Requirement: Scan the listing below and copy every line holding "style".

Given records:
** begin **

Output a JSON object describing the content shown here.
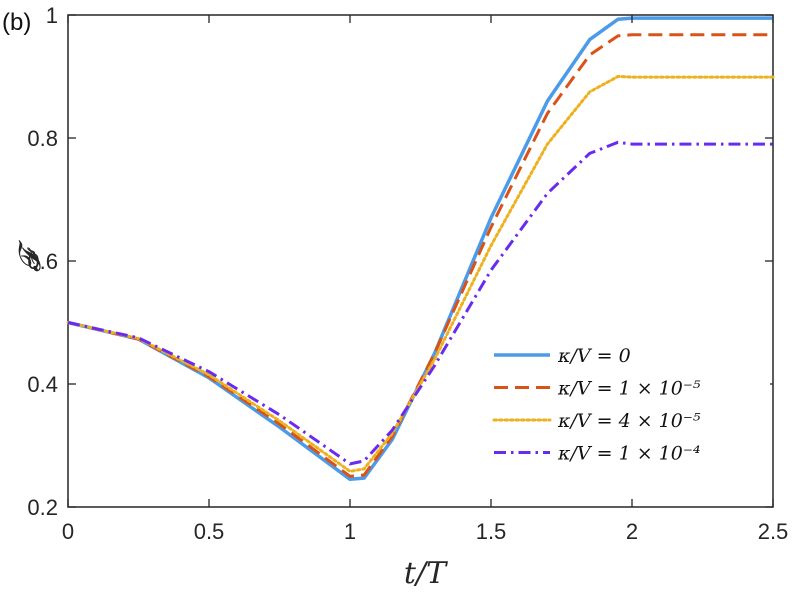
{
  "chart_data": {
    "type": "line",
    "panel_label": "(b)",
    "xlabel": "t/T",
    "ylabel": "𝓕",
    "xlim": [
      0,
      2.5
    ],
    "ylim": [
      0.2,
      1.0
    ],
    "xticks": [
      0,
      0.5,
      1,
      1.5,
      2,
      2.5
    ],
    "xtick_labels": [
      "0",
      "0.5",
      "1",
      "1.5",
      "2",
      "2.5"
    ],
    "yticks": [
      0.2,
      0.4,
      0.6,
      0.8,
      1.0
    ],
    "ytick_labels": [
      "0.2",
      "0.4",
      "0.6",
      "0.8",
      "1"
    ],
    "grid": false,
    "legend_position": "lower-right",
    "series": [
      {
        "name": "κ/V = 0",
        "color": "#4C9BE8",
        "style": "solid",
        "x": [
          0,
          0.25,
          0.5,
          0.75,
          1.0,
          1.05,
          1.15,
          1.3,
          1.5,
          1.7,
          1.85,
          1.95,
          2.0,
          2.5
        ],
        "y": [
          0.5,
          0.473,
          0.41,
          0.33,
          0.245,
          0.247,
          0.31,
          0.45,
          0.67,
          0.86,
          0.96,
          0.993,
          0.995,
          0.995
        ]
      },
      {
        "name": "κ/V = 1 × 10⁻⁵",
        "color": "#D95319",
        "style": "dashed",
        "x": [
          0,
          0.25,
          0.5,
          0.75,
          1.0,
          1.05,
          1.15,
          1.3,
          1.5,
          1.7,
          1.85,
          1.95,
          2.0,
          2.5
        ],
        "y": [
          0.5,
          0.473,
          0.412,
          0.335,
          0.25,
          0.252,
          0.315,
          0.45,
          0.655,
          0.84,
          0.935,
          0.966,
          0.968,
          0.968
        ]
      },
      {
        "name": "κ/V = 4 × 10⁻⁵",
        "color": "#EDB120",
        "style": "dotted",
        "x": [
          0,
          0.25,
          0.5,
          0.75,
          1.0,
          1.05,
          1.15,
          1.3,
          1.5,
          1.7,
          1.85,
          1.95,
          2.0,
          2.5
        ],
        "y": [
          0.5,
          0.474,
          0.415,
          0.34,
          0.258,
          0.262,
          0.32,
          0.44,
          0.625,
          0.79,
          0.875,
          0.9,
          0.899,
          0.899
        ]
      },
      {
        "name": "κ/V = 1 × 10⁻⁴",
        "color": "#6A2BF0",
        "style": "dashdot",
        "x": [
          0,
          0.25,
          0.5,
          0.75,
          1.0,
          1.05,
          1.15,
          1.3,
          1.5,
          1.7,
          1.85,
          1.95,
          2.0,
          2.5
        ],
        "y": [
          0.5,
          0.475,
          0.42,
          0.35,
          0.27,
          0.275,
          0.325,
          0.43,
          0.585,
          0.71,
          0.775,
          0.793,
          0.79,
          0.79
        ]
      }
    ]
  }
}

** end **

Output below:
        "style": "solid",
        "style": "dashed",
        "style": "dotted",
        "style": "dashdot",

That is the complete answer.